(Document transcription data)
──────────
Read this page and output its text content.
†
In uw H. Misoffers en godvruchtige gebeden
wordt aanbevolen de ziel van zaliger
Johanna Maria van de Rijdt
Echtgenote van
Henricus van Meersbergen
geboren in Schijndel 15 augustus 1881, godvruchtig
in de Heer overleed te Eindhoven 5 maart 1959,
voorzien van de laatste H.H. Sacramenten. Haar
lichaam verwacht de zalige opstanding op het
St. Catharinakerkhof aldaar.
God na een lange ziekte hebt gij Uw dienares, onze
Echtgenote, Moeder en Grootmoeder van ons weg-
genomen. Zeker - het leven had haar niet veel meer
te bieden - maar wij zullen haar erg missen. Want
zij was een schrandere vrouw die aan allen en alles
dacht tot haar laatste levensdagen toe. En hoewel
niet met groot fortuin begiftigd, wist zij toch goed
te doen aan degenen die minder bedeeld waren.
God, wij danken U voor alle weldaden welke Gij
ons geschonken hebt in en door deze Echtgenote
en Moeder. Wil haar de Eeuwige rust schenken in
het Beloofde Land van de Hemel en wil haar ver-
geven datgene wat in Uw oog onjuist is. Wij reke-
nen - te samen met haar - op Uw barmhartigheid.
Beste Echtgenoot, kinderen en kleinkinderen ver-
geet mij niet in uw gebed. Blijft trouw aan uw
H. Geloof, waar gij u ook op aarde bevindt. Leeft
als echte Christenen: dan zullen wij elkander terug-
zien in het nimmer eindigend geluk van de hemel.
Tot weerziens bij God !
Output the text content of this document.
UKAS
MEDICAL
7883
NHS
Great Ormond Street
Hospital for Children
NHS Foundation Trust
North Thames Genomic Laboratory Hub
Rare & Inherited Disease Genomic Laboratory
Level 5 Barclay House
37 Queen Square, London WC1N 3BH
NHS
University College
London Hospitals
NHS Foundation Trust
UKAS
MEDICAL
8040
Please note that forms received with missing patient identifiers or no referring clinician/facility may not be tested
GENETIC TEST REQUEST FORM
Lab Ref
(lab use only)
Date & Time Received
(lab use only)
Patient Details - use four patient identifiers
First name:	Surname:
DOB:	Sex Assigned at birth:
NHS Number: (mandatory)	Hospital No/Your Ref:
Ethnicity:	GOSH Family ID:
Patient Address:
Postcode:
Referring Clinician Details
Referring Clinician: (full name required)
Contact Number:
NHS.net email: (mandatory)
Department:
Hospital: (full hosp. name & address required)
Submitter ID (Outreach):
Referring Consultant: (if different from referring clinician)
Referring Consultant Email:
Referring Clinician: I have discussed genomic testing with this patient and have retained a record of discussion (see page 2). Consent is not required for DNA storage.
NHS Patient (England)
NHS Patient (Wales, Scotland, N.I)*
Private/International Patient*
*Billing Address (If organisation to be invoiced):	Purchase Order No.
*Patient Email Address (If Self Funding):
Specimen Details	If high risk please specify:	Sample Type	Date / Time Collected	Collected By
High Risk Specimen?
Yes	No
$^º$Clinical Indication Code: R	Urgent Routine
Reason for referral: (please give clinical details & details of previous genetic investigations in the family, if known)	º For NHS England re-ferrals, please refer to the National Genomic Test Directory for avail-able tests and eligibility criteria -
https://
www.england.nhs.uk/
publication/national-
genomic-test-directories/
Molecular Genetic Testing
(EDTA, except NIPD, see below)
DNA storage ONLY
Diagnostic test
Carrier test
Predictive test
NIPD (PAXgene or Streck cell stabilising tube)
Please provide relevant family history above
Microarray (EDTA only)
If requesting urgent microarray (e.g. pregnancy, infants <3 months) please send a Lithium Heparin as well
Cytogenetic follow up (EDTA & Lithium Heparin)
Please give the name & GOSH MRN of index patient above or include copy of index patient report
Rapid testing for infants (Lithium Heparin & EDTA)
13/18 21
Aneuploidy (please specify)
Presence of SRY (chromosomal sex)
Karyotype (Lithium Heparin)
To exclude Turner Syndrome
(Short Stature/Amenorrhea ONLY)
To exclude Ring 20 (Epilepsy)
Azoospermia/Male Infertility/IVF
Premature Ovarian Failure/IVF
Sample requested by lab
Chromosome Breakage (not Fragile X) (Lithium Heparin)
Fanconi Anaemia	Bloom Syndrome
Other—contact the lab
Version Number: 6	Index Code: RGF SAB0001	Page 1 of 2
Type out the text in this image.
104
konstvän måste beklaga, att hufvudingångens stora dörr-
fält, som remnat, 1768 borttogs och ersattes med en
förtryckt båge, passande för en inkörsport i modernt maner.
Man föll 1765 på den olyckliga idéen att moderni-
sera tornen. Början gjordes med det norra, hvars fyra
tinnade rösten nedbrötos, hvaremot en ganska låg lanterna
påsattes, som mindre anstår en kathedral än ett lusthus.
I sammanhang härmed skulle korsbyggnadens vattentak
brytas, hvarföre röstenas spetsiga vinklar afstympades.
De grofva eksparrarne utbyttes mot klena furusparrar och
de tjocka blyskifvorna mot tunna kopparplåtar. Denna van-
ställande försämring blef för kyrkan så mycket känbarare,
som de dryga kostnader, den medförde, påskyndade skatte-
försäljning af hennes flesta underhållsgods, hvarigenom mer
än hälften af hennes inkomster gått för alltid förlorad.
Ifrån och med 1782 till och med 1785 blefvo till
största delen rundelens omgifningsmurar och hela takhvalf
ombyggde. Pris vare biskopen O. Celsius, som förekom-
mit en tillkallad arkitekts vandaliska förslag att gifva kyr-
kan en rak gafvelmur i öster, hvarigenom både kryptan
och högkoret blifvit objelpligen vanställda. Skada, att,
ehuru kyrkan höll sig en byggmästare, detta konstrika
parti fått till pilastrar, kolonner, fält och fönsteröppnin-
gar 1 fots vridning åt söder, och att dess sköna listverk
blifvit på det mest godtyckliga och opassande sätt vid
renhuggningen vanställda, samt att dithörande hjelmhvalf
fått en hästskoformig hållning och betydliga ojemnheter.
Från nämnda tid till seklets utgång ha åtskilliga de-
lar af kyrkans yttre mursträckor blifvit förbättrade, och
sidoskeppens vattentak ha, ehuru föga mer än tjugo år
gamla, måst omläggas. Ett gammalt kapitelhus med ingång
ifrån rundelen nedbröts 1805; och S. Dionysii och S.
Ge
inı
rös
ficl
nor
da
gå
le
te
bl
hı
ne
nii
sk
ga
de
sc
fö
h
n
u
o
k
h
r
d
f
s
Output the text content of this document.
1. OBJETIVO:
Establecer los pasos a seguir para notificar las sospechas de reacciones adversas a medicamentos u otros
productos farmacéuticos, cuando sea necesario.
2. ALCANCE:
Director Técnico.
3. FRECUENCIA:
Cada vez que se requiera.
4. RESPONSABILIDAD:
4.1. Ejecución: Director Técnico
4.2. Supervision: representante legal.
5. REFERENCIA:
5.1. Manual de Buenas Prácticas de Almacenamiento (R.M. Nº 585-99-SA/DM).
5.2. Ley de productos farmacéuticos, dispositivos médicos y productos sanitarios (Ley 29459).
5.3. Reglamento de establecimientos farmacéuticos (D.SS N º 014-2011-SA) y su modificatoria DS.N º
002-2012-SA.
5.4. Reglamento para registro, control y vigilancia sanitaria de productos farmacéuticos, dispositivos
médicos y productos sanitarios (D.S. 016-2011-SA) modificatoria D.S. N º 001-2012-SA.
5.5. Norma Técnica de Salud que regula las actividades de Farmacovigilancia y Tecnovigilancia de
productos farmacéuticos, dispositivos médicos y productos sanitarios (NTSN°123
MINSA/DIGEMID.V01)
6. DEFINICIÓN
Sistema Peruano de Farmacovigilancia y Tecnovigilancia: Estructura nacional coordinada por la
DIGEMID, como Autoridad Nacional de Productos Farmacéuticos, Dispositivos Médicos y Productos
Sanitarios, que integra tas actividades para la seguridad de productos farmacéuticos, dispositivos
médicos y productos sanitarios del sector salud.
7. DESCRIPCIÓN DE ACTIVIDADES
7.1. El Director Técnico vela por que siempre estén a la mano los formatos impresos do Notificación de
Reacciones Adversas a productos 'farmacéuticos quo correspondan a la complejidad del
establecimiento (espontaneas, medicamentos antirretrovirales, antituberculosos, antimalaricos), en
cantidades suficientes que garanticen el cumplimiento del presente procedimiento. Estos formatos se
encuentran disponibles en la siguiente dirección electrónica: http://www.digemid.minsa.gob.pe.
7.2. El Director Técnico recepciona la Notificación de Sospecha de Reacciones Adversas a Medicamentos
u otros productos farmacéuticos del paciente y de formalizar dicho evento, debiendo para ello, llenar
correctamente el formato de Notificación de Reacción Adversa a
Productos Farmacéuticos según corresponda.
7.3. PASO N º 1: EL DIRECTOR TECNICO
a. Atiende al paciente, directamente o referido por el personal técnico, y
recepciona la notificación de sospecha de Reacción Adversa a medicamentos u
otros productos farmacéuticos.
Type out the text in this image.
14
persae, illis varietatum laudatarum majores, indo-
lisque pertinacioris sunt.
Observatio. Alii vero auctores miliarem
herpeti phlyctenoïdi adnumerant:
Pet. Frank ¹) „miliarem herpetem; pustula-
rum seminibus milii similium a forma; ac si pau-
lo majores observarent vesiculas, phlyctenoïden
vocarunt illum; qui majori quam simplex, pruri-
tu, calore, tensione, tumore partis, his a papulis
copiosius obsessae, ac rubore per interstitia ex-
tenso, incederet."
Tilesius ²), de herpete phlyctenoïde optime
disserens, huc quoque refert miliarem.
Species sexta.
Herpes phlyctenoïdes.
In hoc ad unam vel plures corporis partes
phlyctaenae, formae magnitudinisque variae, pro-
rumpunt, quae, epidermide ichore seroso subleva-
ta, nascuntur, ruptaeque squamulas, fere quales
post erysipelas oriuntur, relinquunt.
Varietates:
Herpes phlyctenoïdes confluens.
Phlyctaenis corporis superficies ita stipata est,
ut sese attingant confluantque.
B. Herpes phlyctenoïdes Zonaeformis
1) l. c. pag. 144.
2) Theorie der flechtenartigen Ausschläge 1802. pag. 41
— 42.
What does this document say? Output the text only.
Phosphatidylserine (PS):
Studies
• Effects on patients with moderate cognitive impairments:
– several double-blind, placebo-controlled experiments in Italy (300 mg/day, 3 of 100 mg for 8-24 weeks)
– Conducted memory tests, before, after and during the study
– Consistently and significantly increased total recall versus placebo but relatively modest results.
──────────
Activity:
Retype, without changes, the lines from the line holding "What does this" to the end of the data, both ends included.

Solution to this exercise:
What does this document say? Output the text only.
Phosphatidylserine (PS):
Studies
• Effects on patients with moderate cognitive impairments:
– several double-blind, placebo-controlled experiments in Italy (300 mg/day, 3 of 100 mg for 8-24 weeks)
– Conducted memory tests, before, after and during the study
– Consistently and significantly increased total recall versus placebo but relatively modest results.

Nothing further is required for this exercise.